- Exercise brief: Would you restate all the data that follows, word for word?

-- Begin Information provided --

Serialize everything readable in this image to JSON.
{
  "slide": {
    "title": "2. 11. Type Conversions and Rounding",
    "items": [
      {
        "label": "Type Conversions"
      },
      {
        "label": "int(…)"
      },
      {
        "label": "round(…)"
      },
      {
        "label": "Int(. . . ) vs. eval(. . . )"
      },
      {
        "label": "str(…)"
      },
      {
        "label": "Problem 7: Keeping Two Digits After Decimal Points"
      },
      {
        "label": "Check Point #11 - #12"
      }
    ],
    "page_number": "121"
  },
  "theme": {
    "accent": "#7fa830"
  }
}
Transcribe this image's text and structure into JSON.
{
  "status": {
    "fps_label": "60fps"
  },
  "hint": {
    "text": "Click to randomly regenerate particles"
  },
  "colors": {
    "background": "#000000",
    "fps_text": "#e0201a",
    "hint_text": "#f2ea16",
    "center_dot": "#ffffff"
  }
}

-- End Information provided --

- Output:
Serialize everything readable in this image to JSON.
{
  "slide": {
    "title": "2. 11. Type Conversions and Rounding",
    "items": [
      {
        "label": "Type Conversions"
      },
      {
        "label": "int(…)"
      },
      {
        "label": "round(…)"
      },
      {
        "label": "Int(. . . ) vs. eval(. . . )"
      },
      {
        "label": "str(…)"
      },
      {
        "label": "Problem 7: Keeping Two Digits After Decimal Points"
      },
      {
        "label": "Check Point #11 - #12"
      }
    ],
    "page_number": "121"
  },
  "theme": {
    "accent": "#7fa830"
  }
}
Transcribe this image's text and structure into JSON.
{
  "status": {
    "fps_label": "60fps"
  },
  "hint": {
    "text": "Click to randomly regenerate particles"
  },
  "colors": {
    "background": "#000000",
    "fps_text": "#e0201a",
    "hint_text": "#f2ea16",
    "center_dot": "#ffffff"
  }
}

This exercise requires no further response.